*** Opening Given data ***

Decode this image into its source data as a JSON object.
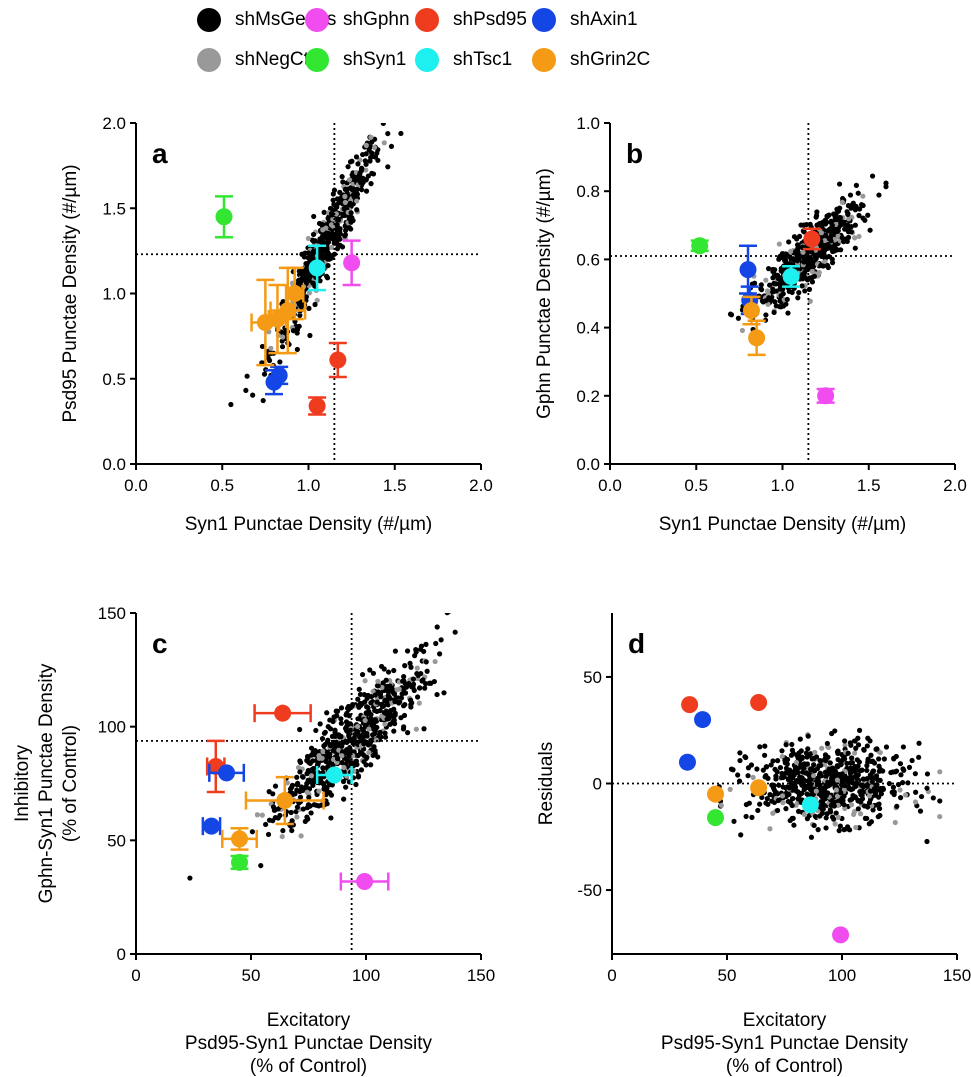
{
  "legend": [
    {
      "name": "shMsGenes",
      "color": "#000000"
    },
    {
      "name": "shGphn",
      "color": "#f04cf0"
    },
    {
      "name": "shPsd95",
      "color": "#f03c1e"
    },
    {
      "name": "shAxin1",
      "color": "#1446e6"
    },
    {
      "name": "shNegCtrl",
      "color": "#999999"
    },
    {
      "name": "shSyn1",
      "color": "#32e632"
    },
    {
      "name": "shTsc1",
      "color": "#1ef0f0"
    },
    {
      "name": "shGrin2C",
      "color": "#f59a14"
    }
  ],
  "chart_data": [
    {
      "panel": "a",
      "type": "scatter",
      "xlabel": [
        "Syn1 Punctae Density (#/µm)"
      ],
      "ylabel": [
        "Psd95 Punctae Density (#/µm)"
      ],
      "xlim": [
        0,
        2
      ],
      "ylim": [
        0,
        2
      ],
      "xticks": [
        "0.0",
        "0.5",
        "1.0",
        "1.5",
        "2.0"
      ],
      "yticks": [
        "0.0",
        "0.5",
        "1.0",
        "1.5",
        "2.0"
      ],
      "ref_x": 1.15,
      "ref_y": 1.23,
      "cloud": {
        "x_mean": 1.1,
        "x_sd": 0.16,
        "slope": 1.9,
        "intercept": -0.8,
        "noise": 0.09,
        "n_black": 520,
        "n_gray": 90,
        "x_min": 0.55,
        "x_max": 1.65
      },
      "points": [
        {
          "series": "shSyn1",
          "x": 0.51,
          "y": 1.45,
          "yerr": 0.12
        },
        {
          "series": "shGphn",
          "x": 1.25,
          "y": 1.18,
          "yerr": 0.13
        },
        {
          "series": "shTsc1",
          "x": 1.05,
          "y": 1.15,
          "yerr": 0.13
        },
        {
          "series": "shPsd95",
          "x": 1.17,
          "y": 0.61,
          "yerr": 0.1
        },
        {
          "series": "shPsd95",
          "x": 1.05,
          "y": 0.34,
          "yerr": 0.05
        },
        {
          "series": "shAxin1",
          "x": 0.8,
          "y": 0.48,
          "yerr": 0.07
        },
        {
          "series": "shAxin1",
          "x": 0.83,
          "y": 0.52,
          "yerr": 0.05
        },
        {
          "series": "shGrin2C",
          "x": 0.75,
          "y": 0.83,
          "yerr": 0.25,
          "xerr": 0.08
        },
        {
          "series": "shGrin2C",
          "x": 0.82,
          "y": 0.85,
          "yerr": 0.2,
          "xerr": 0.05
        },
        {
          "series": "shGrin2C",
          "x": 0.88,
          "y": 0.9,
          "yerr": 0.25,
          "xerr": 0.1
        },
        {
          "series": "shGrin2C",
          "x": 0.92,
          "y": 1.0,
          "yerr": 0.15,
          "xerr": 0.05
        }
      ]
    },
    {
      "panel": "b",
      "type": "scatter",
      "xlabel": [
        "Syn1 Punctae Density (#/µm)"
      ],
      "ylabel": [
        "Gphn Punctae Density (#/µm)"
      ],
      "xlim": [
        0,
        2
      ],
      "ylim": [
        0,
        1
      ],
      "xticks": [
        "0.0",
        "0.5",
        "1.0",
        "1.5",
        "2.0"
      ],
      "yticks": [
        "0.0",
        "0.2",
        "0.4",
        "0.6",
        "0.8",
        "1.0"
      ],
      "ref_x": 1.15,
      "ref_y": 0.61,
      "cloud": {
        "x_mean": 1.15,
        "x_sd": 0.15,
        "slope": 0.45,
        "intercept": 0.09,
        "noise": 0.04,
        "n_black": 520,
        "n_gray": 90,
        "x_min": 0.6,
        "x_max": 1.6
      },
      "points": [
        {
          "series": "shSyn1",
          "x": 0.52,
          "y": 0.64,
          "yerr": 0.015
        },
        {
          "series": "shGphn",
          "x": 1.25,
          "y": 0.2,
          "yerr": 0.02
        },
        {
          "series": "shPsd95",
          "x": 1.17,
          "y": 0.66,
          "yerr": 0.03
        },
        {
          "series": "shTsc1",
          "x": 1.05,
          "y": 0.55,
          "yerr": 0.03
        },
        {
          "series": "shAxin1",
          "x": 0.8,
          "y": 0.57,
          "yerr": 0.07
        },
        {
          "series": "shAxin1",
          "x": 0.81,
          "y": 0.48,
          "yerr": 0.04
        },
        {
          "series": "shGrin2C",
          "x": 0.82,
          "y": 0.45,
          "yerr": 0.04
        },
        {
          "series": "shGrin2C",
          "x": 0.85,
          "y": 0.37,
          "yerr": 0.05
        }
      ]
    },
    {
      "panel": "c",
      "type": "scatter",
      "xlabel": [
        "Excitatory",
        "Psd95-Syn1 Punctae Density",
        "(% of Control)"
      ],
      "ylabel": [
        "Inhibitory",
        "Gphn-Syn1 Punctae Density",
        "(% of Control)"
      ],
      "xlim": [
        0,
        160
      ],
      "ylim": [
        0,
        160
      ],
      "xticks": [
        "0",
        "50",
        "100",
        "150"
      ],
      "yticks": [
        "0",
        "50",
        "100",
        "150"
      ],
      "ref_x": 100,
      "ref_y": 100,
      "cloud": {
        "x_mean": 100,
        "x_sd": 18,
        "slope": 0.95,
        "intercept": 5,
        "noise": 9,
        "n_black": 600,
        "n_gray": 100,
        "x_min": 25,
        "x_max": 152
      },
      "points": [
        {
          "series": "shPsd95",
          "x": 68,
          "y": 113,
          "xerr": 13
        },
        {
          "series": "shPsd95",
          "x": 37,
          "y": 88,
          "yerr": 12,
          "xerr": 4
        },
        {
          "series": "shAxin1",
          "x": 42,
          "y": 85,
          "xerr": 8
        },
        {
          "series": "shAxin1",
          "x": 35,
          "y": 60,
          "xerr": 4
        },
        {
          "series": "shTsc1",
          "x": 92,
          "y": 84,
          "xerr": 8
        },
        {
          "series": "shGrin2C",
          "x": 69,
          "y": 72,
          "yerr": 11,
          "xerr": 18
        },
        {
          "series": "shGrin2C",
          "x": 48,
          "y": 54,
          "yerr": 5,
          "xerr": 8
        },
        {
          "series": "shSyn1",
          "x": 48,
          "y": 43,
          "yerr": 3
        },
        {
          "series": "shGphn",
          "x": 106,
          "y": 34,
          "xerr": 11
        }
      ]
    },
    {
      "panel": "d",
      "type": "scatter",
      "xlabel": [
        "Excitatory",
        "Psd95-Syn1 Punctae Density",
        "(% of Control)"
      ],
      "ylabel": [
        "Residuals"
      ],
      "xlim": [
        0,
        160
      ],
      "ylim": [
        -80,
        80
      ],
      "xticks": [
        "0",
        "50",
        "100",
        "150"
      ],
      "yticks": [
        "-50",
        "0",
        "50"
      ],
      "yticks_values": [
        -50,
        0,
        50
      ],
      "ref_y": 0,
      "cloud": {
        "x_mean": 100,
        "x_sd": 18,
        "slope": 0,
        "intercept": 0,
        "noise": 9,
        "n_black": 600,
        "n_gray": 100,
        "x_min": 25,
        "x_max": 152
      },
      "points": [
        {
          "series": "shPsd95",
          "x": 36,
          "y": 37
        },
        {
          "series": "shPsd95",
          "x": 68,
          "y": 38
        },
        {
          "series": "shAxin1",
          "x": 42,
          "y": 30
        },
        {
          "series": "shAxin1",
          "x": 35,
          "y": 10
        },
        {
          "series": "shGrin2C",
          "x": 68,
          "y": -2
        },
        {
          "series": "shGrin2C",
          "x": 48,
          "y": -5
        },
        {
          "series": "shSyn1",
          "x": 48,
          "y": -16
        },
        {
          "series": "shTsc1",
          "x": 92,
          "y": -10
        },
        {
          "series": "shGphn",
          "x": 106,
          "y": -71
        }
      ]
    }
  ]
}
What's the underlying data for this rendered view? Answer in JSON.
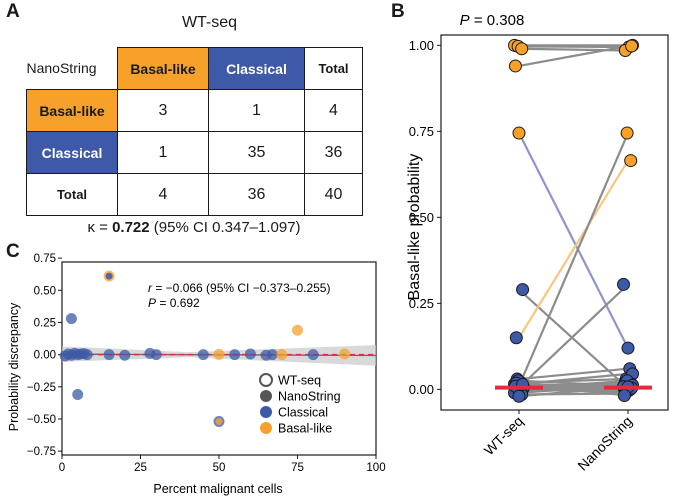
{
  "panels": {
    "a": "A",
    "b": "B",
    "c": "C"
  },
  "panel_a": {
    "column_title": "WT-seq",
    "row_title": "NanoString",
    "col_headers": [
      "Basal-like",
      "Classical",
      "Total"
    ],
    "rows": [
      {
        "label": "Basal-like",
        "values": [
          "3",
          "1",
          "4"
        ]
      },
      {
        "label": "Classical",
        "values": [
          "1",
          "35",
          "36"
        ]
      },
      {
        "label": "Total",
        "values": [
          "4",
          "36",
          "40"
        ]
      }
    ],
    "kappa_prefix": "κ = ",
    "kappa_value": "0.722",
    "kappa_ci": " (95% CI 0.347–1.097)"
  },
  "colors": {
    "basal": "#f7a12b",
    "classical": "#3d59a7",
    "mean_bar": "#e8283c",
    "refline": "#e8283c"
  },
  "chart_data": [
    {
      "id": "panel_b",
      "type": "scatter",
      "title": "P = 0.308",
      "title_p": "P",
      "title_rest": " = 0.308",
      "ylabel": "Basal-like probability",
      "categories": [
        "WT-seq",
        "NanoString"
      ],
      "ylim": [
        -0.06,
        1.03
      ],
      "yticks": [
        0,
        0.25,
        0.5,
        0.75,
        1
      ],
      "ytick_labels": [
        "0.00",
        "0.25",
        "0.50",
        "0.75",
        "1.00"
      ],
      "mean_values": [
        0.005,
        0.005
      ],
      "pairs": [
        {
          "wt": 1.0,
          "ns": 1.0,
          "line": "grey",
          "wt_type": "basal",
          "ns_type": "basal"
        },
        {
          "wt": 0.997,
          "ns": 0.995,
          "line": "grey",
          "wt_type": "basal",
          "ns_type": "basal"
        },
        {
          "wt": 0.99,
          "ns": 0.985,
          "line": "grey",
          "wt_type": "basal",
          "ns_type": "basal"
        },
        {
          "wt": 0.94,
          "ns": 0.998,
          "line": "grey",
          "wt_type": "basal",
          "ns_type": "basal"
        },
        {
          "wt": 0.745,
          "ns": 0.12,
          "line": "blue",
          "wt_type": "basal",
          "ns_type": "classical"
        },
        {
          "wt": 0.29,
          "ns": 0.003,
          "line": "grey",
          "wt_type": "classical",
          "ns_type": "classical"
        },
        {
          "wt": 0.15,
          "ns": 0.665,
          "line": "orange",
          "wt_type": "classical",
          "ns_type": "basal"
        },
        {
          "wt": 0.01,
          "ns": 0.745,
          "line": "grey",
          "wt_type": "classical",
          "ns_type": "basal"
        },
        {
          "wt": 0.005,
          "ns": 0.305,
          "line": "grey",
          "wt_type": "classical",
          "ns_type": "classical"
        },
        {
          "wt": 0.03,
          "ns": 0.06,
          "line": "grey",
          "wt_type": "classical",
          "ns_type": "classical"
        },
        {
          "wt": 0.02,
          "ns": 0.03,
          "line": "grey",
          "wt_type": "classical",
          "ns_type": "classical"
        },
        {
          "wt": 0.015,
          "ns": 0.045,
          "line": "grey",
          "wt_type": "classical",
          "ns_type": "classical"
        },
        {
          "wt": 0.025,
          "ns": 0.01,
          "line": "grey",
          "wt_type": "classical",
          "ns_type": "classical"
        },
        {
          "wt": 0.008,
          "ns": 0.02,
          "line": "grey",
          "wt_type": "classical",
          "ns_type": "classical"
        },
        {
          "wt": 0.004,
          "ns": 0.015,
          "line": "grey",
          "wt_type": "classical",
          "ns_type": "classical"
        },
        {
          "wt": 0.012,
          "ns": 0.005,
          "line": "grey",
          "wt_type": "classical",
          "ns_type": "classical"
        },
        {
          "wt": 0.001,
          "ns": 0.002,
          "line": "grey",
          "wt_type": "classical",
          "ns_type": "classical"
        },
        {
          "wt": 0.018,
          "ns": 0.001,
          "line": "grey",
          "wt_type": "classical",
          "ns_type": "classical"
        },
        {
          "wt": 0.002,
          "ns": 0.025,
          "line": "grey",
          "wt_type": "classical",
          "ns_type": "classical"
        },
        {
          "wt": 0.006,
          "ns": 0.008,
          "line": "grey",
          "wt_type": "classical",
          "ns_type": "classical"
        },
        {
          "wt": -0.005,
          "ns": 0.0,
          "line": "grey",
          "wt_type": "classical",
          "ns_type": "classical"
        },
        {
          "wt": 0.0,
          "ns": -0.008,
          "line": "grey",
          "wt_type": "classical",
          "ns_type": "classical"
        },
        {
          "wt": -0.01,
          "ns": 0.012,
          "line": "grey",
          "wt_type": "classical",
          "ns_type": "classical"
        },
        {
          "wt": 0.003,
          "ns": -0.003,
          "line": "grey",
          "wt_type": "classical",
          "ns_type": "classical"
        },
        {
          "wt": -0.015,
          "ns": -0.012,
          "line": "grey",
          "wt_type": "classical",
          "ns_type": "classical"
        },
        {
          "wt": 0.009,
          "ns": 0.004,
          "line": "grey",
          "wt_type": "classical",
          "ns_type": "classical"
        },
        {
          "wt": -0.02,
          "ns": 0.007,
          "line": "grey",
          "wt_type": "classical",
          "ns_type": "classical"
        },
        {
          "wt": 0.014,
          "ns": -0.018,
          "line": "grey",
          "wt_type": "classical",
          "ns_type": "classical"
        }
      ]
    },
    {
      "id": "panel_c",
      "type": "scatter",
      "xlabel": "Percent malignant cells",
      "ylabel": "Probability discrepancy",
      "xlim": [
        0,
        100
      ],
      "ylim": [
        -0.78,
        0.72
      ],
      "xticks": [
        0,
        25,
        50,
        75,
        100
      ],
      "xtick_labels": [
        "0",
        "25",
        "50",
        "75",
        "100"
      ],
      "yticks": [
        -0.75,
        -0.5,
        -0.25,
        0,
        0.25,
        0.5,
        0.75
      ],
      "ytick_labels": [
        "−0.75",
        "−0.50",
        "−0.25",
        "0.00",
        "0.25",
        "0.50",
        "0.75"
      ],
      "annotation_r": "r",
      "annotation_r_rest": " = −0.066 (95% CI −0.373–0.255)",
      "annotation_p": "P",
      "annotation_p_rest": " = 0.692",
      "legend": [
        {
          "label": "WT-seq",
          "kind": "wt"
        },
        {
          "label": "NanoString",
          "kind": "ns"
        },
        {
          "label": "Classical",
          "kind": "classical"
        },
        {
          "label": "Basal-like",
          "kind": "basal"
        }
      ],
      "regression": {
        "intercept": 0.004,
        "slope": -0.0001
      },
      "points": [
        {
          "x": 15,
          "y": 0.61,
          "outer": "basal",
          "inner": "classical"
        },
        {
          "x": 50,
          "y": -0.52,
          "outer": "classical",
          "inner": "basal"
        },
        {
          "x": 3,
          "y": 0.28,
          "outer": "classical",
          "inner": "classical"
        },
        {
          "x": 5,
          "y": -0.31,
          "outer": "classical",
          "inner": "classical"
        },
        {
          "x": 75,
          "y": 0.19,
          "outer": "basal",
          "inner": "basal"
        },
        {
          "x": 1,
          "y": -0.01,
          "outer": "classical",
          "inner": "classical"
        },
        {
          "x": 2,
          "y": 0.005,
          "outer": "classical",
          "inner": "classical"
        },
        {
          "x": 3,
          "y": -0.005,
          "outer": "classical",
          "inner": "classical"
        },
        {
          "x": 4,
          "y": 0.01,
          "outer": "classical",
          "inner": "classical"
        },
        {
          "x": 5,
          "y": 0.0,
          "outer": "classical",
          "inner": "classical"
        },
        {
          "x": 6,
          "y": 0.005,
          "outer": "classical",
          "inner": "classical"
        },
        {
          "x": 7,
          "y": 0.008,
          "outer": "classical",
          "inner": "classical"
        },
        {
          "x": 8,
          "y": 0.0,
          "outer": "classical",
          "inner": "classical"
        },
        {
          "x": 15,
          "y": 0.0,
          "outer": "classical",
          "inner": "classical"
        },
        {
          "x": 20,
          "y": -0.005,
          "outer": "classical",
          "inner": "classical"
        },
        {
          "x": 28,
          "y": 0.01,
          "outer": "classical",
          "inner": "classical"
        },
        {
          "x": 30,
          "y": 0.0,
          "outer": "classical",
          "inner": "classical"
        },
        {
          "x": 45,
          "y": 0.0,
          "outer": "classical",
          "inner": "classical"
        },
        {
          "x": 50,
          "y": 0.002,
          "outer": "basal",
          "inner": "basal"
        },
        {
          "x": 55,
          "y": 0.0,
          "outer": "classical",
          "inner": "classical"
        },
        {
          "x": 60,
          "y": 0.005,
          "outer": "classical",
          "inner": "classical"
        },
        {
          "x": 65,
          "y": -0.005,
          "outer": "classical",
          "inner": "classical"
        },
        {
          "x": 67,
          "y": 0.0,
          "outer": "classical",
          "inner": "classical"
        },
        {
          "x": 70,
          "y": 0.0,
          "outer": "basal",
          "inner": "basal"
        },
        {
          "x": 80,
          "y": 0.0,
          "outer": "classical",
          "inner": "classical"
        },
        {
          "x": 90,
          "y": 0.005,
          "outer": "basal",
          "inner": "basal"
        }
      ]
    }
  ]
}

*** Closing Given data ***

Exercise details: Your task is to find every line above containing the word "NanoString" and copy it.

Answer section:
    "row_title": "NanoString",
        "NanoString"
          "label": "NanoString",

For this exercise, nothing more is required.